Aim of the task:
From the listing below, pull out every line where the string "refer" appears.

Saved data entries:
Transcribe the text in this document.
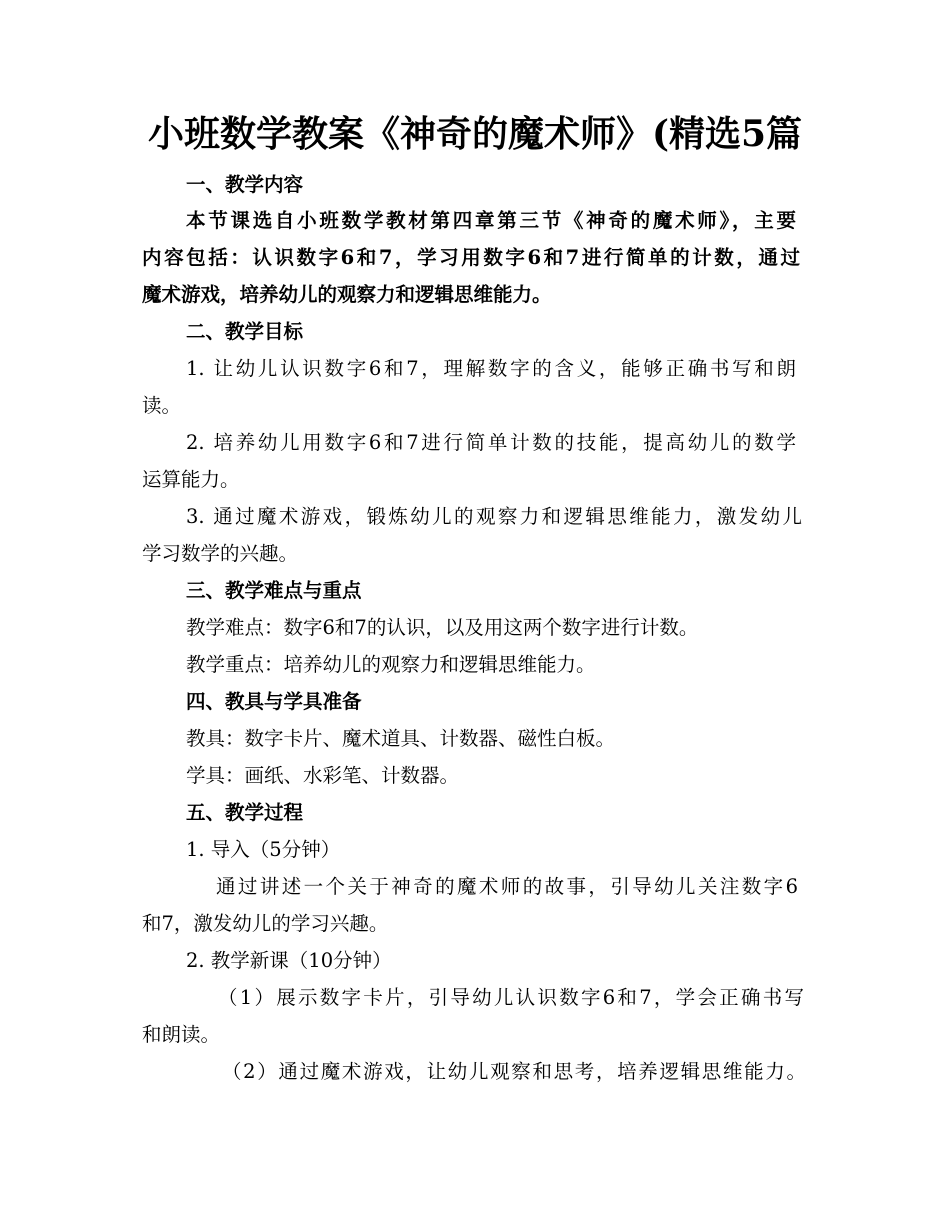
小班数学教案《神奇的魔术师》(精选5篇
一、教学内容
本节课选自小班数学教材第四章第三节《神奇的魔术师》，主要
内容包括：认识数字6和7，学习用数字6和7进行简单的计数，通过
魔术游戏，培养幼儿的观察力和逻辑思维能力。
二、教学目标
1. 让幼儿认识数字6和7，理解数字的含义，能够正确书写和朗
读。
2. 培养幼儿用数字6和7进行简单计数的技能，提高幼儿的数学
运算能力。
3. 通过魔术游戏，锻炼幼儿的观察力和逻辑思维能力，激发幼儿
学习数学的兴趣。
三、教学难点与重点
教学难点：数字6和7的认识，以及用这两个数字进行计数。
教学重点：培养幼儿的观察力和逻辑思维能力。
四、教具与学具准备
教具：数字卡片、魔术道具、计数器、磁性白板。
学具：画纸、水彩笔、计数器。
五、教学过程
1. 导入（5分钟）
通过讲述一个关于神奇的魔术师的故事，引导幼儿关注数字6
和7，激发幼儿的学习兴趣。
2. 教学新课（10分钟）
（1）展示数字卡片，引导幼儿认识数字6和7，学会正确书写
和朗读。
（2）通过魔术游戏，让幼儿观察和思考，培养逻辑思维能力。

==

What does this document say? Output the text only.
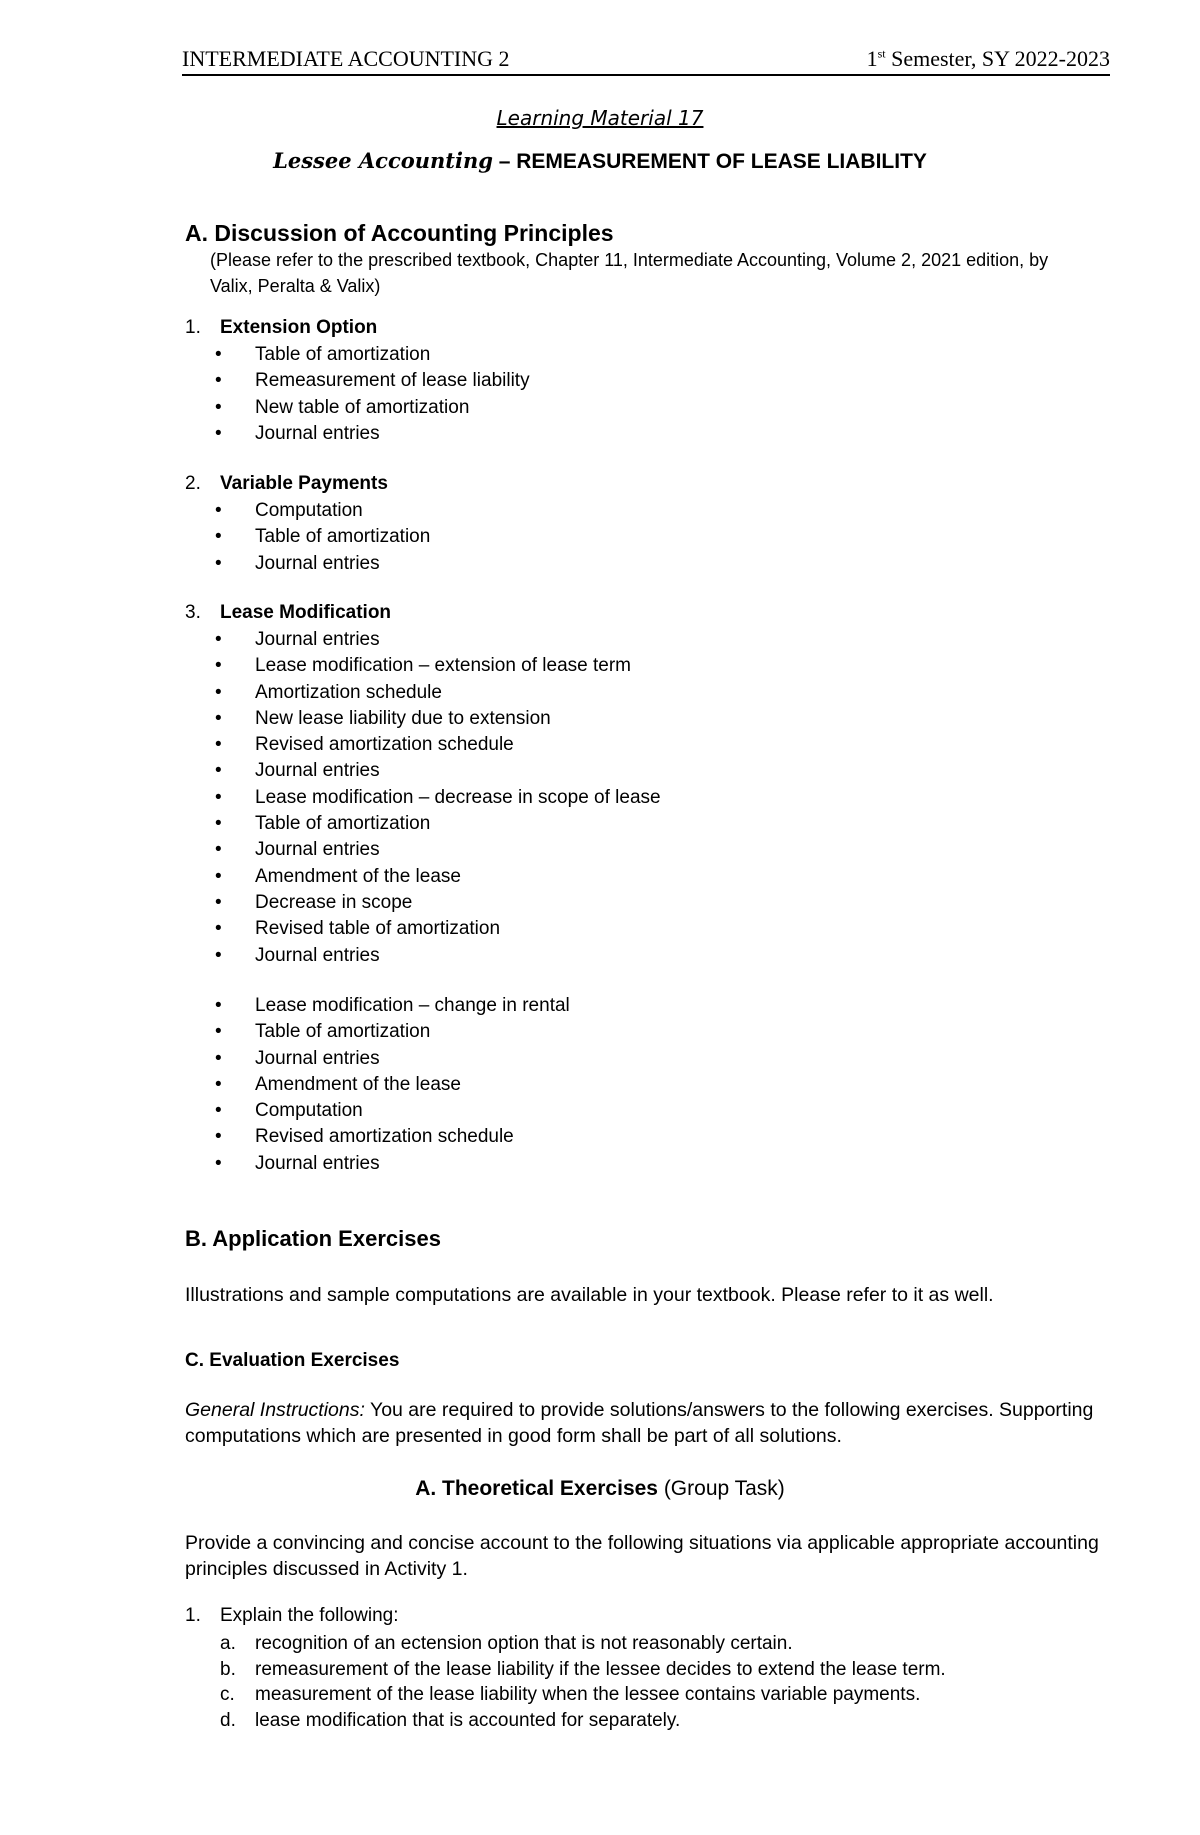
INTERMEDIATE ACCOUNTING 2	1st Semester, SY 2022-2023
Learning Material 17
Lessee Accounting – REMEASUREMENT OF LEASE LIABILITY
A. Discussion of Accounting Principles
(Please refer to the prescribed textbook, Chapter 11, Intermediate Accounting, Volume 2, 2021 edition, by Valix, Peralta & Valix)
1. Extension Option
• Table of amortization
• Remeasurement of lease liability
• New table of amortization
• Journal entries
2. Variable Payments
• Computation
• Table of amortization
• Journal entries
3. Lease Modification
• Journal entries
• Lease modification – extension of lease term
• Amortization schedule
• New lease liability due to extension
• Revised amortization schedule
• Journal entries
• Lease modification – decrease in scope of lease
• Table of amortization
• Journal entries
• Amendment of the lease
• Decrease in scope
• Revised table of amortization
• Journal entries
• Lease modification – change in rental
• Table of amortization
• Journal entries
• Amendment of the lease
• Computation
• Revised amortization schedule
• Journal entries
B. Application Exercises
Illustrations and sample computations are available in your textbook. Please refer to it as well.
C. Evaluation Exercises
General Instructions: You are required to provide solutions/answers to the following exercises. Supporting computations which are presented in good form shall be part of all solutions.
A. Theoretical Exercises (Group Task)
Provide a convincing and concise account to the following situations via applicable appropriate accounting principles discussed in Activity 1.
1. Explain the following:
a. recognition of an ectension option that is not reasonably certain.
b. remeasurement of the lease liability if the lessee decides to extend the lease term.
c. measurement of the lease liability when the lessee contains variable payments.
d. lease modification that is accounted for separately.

* * *

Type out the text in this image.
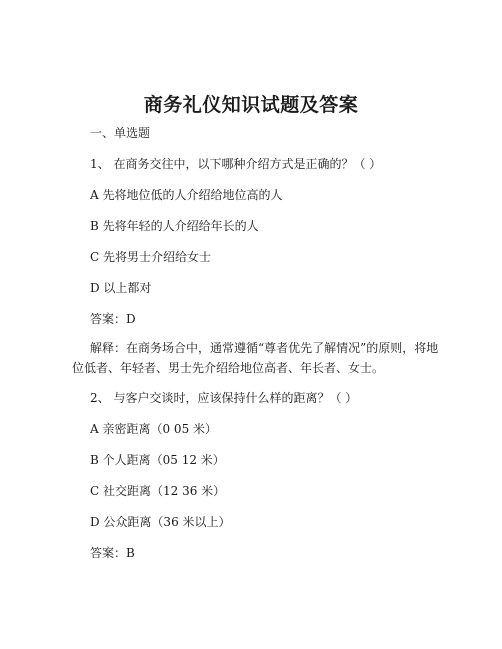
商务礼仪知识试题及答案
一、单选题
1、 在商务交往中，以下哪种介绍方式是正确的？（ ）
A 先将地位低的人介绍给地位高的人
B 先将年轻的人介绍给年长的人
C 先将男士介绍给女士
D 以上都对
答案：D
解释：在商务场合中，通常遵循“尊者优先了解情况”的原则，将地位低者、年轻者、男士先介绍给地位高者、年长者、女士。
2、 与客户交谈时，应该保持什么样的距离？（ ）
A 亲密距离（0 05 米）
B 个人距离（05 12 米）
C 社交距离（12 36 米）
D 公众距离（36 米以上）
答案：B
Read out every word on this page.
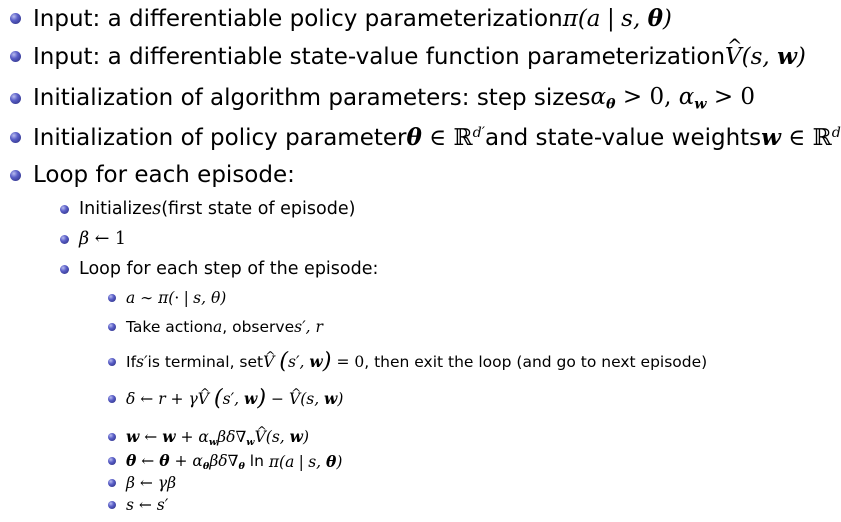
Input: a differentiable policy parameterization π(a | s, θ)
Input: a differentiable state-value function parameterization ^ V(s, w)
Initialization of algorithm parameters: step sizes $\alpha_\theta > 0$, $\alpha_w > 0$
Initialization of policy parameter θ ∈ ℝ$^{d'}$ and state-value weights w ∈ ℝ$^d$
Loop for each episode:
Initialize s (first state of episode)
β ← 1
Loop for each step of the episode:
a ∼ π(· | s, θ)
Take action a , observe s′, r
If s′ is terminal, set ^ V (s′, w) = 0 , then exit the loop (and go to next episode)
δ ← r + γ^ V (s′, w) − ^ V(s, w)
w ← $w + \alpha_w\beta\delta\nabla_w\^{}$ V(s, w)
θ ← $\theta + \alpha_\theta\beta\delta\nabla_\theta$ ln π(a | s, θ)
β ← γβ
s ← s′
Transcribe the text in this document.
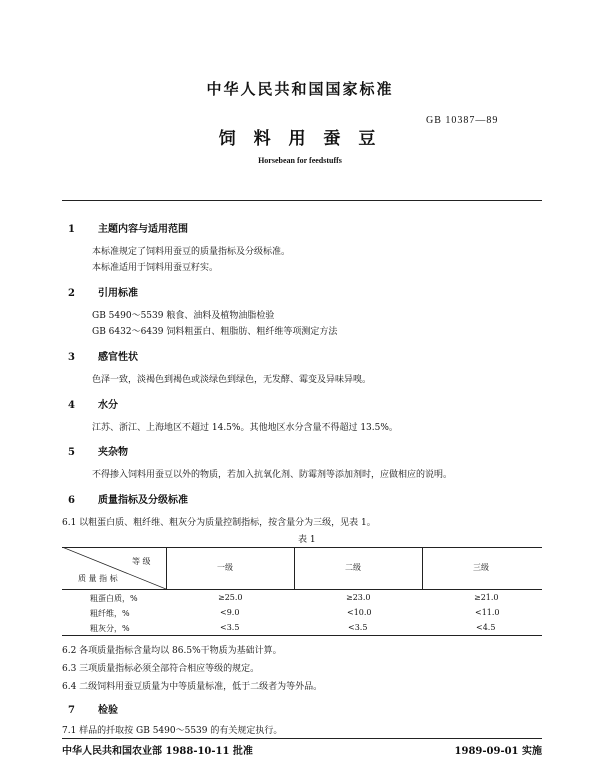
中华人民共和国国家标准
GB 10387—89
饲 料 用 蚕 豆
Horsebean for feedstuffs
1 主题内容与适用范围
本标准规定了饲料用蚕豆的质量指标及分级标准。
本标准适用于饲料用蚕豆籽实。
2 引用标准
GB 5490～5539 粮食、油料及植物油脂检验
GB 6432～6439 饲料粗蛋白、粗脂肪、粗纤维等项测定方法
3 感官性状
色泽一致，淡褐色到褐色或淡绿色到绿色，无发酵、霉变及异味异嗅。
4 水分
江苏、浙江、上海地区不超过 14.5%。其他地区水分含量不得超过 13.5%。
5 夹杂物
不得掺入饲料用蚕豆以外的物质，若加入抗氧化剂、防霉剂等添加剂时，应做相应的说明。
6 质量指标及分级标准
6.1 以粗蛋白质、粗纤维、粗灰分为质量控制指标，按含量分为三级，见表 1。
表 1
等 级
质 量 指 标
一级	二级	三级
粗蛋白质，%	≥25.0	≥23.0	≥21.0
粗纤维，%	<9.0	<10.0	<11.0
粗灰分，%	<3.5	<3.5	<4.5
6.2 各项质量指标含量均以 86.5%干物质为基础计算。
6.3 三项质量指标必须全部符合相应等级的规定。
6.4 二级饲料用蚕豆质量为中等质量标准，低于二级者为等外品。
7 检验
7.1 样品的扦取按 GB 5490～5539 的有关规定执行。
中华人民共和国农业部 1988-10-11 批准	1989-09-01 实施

Written response:
(Please refer to the prescribed textbook, Chapter 11, Intermediate Accounting, Volume 2, 2021 edition, by Valix, Peralta & Valix)
Illustrations and sample computations are available in your textbook. Please refer to it as well.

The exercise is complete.